- [WHAT IS EXPECTED] Beneath this task is a listing; retype all of it exactly.

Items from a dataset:
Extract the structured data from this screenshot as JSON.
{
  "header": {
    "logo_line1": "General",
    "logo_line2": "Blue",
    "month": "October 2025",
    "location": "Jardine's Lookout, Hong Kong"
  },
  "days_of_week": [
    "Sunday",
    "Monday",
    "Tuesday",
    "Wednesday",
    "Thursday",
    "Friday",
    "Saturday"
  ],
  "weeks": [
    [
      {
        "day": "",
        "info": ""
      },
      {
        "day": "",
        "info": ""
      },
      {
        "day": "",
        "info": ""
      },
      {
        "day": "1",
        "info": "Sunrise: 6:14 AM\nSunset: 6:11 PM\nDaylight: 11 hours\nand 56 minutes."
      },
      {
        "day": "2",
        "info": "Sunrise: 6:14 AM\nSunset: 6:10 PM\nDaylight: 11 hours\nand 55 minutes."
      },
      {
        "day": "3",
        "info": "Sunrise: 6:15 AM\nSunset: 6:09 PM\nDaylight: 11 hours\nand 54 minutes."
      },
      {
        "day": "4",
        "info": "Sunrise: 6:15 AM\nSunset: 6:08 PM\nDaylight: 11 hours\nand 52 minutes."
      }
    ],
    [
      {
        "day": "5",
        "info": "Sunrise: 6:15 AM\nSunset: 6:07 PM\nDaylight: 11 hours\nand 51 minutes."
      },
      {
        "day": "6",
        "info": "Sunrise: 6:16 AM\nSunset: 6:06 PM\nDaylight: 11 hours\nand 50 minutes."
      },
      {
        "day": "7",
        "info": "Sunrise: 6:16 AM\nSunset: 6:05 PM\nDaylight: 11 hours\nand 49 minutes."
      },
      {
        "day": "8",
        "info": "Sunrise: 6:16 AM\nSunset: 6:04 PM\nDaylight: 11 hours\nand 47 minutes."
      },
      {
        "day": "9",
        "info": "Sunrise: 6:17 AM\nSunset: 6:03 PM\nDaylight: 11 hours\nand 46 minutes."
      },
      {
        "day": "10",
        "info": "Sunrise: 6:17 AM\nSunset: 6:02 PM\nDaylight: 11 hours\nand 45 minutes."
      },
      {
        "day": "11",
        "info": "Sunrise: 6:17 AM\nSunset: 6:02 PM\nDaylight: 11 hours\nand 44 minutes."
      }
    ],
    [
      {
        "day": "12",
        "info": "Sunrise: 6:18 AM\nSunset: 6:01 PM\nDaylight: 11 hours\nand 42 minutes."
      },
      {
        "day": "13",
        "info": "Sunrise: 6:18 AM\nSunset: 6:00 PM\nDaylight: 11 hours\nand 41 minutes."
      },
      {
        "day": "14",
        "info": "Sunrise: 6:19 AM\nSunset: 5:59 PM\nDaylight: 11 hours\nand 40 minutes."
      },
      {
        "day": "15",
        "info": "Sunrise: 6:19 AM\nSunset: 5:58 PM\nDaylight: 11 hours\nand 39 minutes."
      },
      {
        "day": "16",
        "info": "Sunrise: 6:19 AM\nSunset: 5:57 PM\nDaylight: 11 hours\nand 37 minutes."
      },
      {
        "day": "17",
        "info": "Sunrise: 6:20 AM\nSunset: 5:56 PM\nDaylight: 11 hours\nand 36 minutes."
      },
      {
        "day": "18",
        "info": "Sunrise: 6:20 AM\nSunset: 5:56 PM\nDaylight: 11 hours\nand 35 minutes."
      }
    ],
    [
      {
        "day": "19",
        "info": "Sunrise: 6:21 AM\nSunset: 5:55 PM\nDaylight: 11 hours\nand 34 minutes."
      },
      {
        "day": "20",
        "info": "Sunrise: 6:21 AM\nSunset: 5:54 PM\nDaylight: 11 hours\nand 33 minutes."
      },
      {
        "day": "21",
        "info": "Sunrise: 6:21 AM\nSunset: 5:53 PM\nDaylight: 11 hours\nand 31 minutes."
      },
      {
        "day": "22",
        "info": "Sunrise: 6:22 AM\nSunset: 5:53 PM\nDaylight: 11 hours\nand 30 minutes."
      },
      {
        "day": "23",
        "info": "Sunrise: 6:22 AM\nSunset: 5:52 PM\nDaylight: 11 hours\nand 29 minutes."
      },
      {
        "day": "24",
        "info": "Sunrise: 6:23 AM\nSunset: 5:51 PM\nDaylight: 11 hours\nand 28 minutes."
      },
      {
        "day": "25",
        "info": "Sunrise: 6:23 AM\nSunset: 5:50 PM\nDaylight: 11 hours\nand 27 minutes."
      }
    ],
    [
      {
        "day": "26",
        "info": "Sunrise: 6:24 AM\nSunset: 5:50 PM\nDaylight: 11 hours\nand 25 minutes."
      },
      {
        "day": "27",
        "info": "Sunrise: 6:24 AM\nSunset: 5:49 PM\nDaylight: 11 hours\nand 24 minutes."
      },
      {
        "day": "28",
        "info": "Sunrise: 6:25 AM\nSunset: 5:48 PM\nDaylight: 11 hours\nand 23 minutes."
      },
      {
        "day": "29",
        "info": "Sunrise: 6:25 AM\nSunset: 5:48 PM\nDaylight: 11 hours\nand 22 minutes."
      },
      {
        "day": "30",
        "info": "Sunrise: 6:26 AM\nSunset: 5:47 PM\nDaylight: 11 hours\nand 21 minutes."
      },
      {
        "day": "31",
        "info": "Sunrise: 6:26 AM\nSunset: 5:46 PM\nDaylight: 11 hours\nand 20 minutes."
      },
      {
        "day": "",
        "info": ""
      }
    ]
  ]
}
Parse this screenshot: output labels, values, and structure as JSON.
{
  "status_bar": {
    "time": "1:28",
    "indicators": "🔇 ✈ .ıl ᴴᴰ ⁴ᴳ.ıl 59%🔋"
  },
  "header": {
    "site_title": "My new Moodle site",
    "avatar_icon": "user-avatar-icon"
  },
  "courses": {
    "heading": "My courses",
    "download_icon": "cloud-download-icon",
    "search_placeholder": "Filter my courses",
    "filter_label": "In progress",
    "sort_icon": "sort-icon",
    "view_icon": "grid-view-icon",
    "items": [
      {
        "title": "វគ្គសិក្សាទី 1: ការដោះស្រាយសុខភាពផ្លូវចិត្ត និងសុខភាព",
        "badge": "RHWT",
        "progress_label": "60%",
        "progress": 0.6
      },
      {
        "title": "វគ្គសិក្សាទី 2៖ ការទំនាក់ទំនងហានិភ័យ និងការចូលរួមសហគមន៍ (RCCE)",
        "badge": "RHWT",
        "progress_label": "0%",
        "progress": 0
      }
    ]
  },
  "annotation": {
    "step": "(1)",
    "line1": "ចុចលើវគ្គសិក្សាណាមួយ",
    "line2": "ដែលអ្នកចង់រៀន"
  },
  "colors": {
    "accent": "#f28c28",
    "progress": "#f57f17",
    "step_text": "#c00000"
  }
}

- [SOLUTION FOR THIS PROBLEM]
Extract the structured data from this screenshot as JSON.
{
  "header": {
    "logo_line1": "General",
    "logo_line2": "Blue",
    "month": "October 2025",
    "location": "Jardine's Lookout, Hong Kong"
  },
  "days_of_week": [
    "Sunday",
    "Monday",
    "Tuesday",
    "Wednesday",
    "Thursday",
    "Friday",
    "Saturday"
  ],
  "weeks": [
    [
      {
        "day": "",
        "info": ""
      },
      {
        "day": "",
        "info": ""
      },
      {
        "day": "",
        "info": ""
      },
      {
        "day": "1",
        "info": "Sunrise: 6:14 AM\nSunset: 6:11 PM\nDaylight: 11 hours\nand 56 minutes."
      },
      {
        "day": "2",
        "info": "Sunrise: 6:14 AM\nSunset: 6:10 PM\nDaylight: 11 hours\nand 55 minutes."
      },
      {
        "day": "3",
        "info": "Sunrise: 6:15 AM\nSunset: 6:09 PM\nDaylight: 11 hours\nand 54 minutes."
      },
      {
        "day": "4",
        "info": "Sunrise: 6:15 AM\nSunset: 6:08 PM\nDaylight: 11 hours\nand 52 minutes."
      }
    ],
    [
      {
        "day": "5",
        "info": "Sunrise: 6:15 AM\nSunset: 6:07 PM\nDaylight: 11 hours\nand 51 minutes."
      },
      {
        "day": "6",
        "info": "Sunrise: 6:16 AM\nSunset: 6:06 PM\nDaylight: 11 hours\nand 50 minutes."
      },
      {
        "day": "7",
        "info": "Sunrise: 6:16 AM\nSunset: 6:05 PM\nDaylight: 11 hours\nand 49 minutes."
      },
      {
        "day": "8",
        "info": "Sunrise: 6:16 AM\nSunset: 6:04 PM\nDaylight: 11 hours\nand 47 minutes."
      },
      {
        "day": "9",
        "info": "Sunrise: 6:17 AM\nSunset: 6:03 PM\nDaylight: 11 hours\nand 46 minutes."
      },
      {
        "day": "10",
        "info": "Sunrise: 6:17 AM\nSunset: 6:02 PM\nDaylight: 11 hours\nand 45 minutes."
      },
      {
        "day": "11",
        "info": "Sunrise: 6:17 AM\nSunset: 6:02 PM\nDaylight: 11 hours\nand 44 minutes."
      }
    ],
    [
      {
        "day": "12",
        "info": "Sunrise: 6:18 AM\nSunset: 6:01 PM\nDaylight: 11 hours\nand 42 minutes."
      },
      {
        "day": "13",
        "info": "Sunrise: 6:18 AM\nSunset: 6:00 PM\nDaylight: 11 hours\nand 41 minutes."
      },
      {
        "day": "14",
        "info": "Sunrise: 6:19 AM\nSunset: 5:59 PM\nDaylight: 11 hours\nand 40 minutes."
      },
      {
        "day": "15",
        "info": "Sunrise: 6:19 AM\nSunset: 5:58 PM\nDaylight: 11 hours\nand 39 minutes."
      },
      {
        "day": "16",
        "info": "Sunrise: 6:19 AM\nSunset: 5:57 PM\nDaylight: 11 hours\nand 37 minutes."
      },
      {
        "day": "17",
        "info": "Sunrise: 6:20 AM\nSunset: 5:56 PM\nDaylight: 11 hours\nand 36 minutes."
      },
      {
        "day": "18",
        "info": "Sunrise: 6:20 AM\nSunset: 5:56 PM\nDaylight: 11 hours\nand 35 minutes."
      }
    ],
    [
      {
        "day": "19",
        "info": "Sunrise: 6:21 AM\nSunset: 5:55 PM\nDaylight: 11 hours\nand 34 minutes."
      },
      {
        "day": "20",
        "info": "Sunrise: 6:21 AM\nSunset: 5:54 PM\nDaylight: 11 hours\nand 33 minutes."
      },
      {
        "day": "21",
        "info": "Sunrise: 6:21 AM\nSunset: 5:53 PM\nDaylight: 11 hours\nand 31 minutes."
      },
      {
        "day": "22",
        "info": "Sunrise: 6:22 AM\nSunset: 5:53 PM\nDaylight: 11 hours\nand 30 minutes."
      },
      {
        "day": "23",
        "info": "Sunrise: 6:22 AM\nSunset: 5:52 PM\nDaylight: 11 hours\nand 29 minutes."
      },
      {
        "day": "24",
        "info": "Sunrise: 6:23 AM\nSunset: 5:51 PM\nDaylight: 11 hours\nand 28 minutes."
      },
      {
        "day": "25",
        "info": "Sunrise: 6:23 AM\nSunset: 5:50 PM\nDaylight: 11 hours\nand 27 minutes."
      }
    ],
    [
      {
        "day": "26",
        "info": "Sunrise: 6:24 AM\nSunset: 5:50 PM\nDaylight: 11 hours\nand 25 minutes."
      },
      {
        "day": "27",
        "info": "Sunrise: 6:24 AM\nSunset: 5:49 PM\nDaylight: 11 hours\nand 24 minutes."
      },
      {
        "day": "28",
        "info": "Sunrise: 6:25 AM\nSunset: 5:48 PM\nDaylight: 11 hours\nand 23 minutes."
      },
      {
        "day": "29",
        "info": "Sunrise: 6:25 AM\nSunset: 5:48 PM\nDaylight: 11 hours\nand 22 minutes."
      },
      {
        "day": "30",
        "info": "Sunrise: 6:26 AM\nSunset: 5:47 PM\nDaylight: 11 hours\nand 21 minutes."
      },
      {
        "day": "31",
        "info": "Sunrise: 6:26 AM\nSunset: 5:46 PM\nDaylight: 11 hours\nand 20 minutes."
      },
      {
        "day": "",
        "info": ""
      }
    ]
  ]
}
Parse this screenshot: output labels, values, and structure as JSON.
{
  "status_bar": {
    "time": "1:28",
    "indicators": "🔇 ✈ .ıl ᴴᴰ ⁴ᴳ.ıl 59%🔋"
  },
  "header": {
    "site_title": "My new Moodle site",
    "avatar_icon": "user-avatar-icon"
  },
  "courses": {
    "heading": "My courses",
    "download_icon": "cloud-download-icon",
    "search_placeholder": "Filter my courses",
    "filter_label": "In progress",
    "sort_icon": "sort-icon",
    "view_icon": "grid-view-icon",
    "items": [
      {
        "title": "វគ្គសិក្សាទី 1: ការដោះស្រាយសុខភាពផ្លូវចិត្ត និងសុខភាព",
        "badge": "RHWT",
        "progress_label": "60%",
        "progress": 0.6
      },
      {
        "title": "វគ្គសិក្សាទី 2៖ ការទំនាក់ទំនងហានិភ័យ និងការចូលរួមសហគមន៍ (RCCE)",
        "badge": "RHWT",
        "progress_label": "0%",
        "progress": 0
      }
    ]
  },
  "annotation": {
    "step": "(1)",
    "line1": "ចុចលើវគ្គសិក្សាណាមួយ",
    "line2": "ដែលអ្នកចង់រៀន"
  },
  "colors": {
    "accent": "#f28c28",
    "progress": "#f57f17",
    "step_text": "#c00000"
  }
}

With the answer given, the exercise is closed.